### Records for this task
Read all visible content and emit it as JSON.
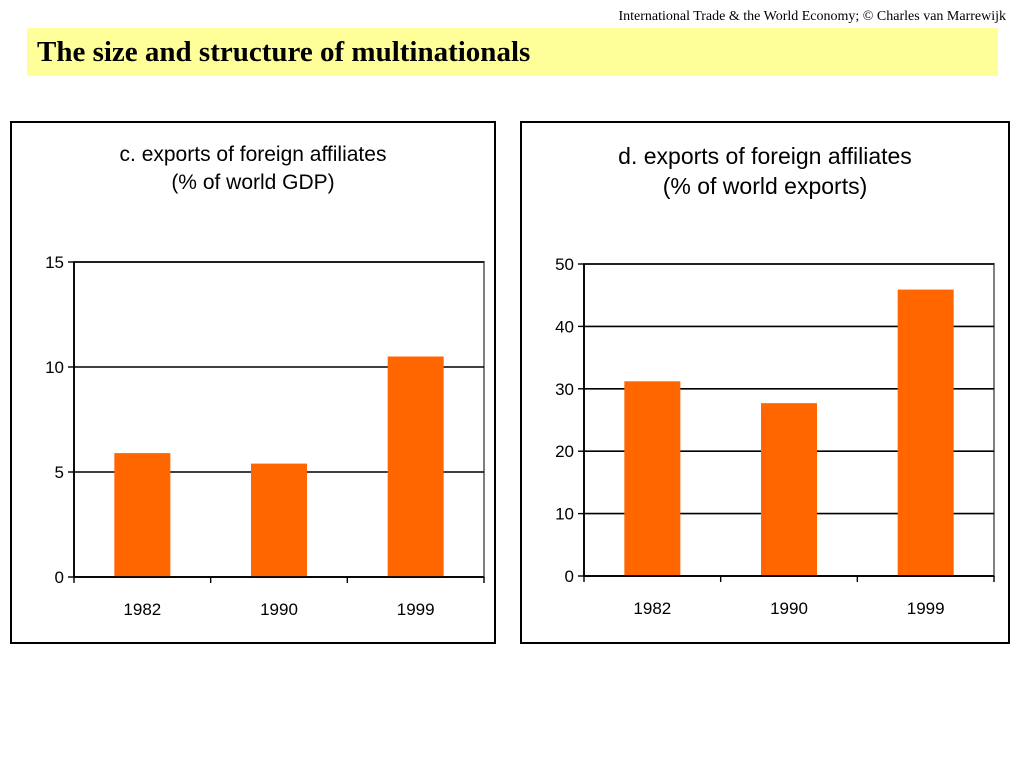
{
  "header": {
    "credit": "International Trade & the World Economy;  © Charles van Marrewijk",
    "title": "The size and structure of multinationals"
  },
  "colors": {
    "title_bg": "#ffff99",
    "bar": "#ff6600",
    "grid": "#000000",
    "frame": "#808080"
  },
  "chart_data": [
    {
      "type": "bar",
      "title_line1": "c. exports of foreign affiliates",
      "title_line2": "(% of world GDP)",
      "categories": [
        "1982",
        "1990",
        "1999"
      ],
      "values": [
        5.9,
        5.4,
        10.5
      ],
      "ylim": [
        0,
        15
      ],
      "yticks": [
        0,
        5,
        10,
        15
      ],
      "grid": true,
      "xlabel": "",
      "ylabel": ""
    },
    {
      "type": "bar",
      "title_line1": "d. exports of foreign affiliates",
      "title_line2": "(% of world exports)",
      "categories": [
        "1982",
        "1990",
        "1999"
      ],
      "values": [
        31.2,
        27.7,
        45.9
      ],
      "ylim": [
        0,
        50
      ],
      "yticks": [
        0,
        10,
        20,
        30,
        40,
        50
      ],
      "grid": true,
      "xlabel": "",
      "ylabel": ""
    }
  ]
}
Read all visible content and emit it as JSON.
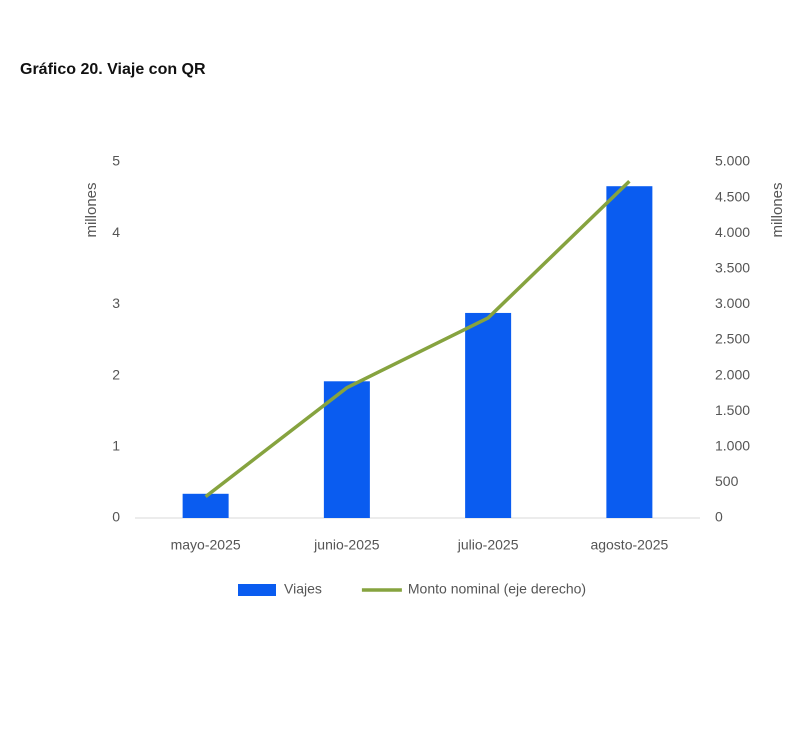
{
  "chart_data": {
    "type": "bar",
    "title": "Gráfico 20. Viaje con QR",
    "categories": [
      "mayo-2025",
      "junio-2025",
      "julio-2025",
      "agosto-2025"
    ],
    "ylabel": "millones",
    "y2label": "millones",
    "ylim": [
      0,
      5
    ],
    "yticks": [
      0,
      1,
      2,
      3,
      4,
      5
    ],
    "y2lim": [
      0,
      5000
    ],
    "y2ticks": [
      0,
      500,
      {
        "value": 1000,
        "label": "1.000"
      },
      {
        "value": 1500,
        "label": "1.500"
      },
      {
        "value": 2000,
        "label": "2.000"
      },
      {
        "value": 2500,
        "label": "2.500"
      },
      {
        "value": 3000,
        "label": "3.000"
      },
      {
        "value": 3500,
        "label": "3.500"
      },
      {
        "value": 4000,
        "label": "4.000"
      },
      {
        "value": 4500,
        "label": "4.500"
      },
      {
        "value": 5000,
        "label": "5.000"
      }
    ],
    "series": [
      {
        "name": "Viajes",
        "type": "bar",
        "color": "#0a5cf0",
        "values": [
          0.34,
          1.92,
          2.88,
          4.66
        ]
      },
      {
        "name": "Monto nominal (eje derecho)",
        "type": "line",
        "axis": "y2",
        "color": "#86a33f",
        "values": [
          300,
          1830,
          2810,
          4730
        ]
      }
    ]
  }
}
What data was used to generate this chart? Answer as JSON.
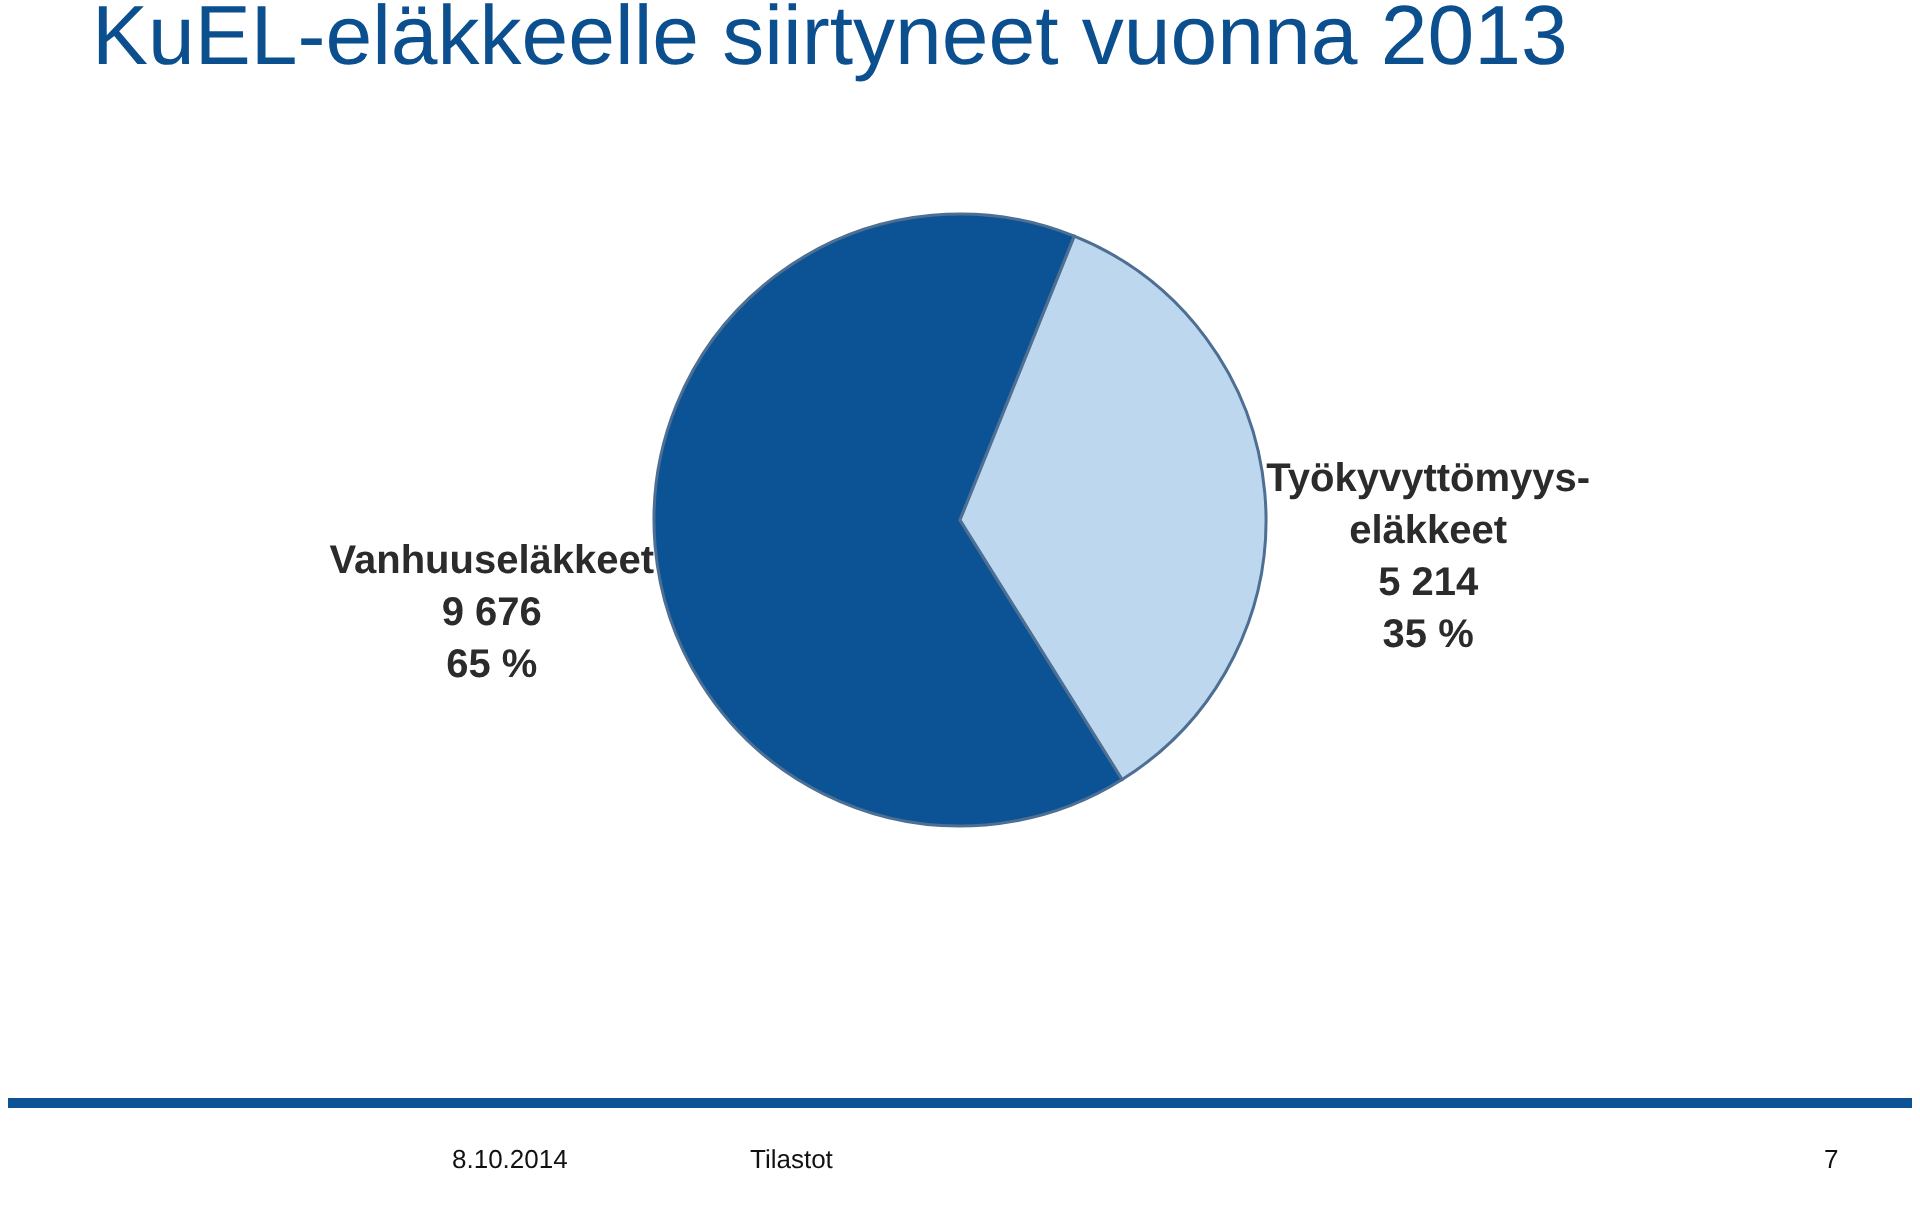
{
  "chart_data": {
    "type": "pie",
    "title": "KuEL-eläkkeelle siirtyneet vuonna 2013",
    "categories": [
      "Vanhuuseläkkeet",
      "Työkyvyttömyys-eläkkeet"
    ],
    "values": [
      9676,
      5214
    ],
    "value_labels": [
      "9 676\n65 %",
      "5 214\n35 %"
    ],
    "colors": [
      "#0b5394",
      "#bdd7ee"
    ],
    "annotations": [
      "8.10.2014",
      "Tilastot",
      "7"
    ]
  }
}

### Work required
The lines above form a set of records; determine how many of them contain the string "foreign" and give that number alone.

### Expected answer
2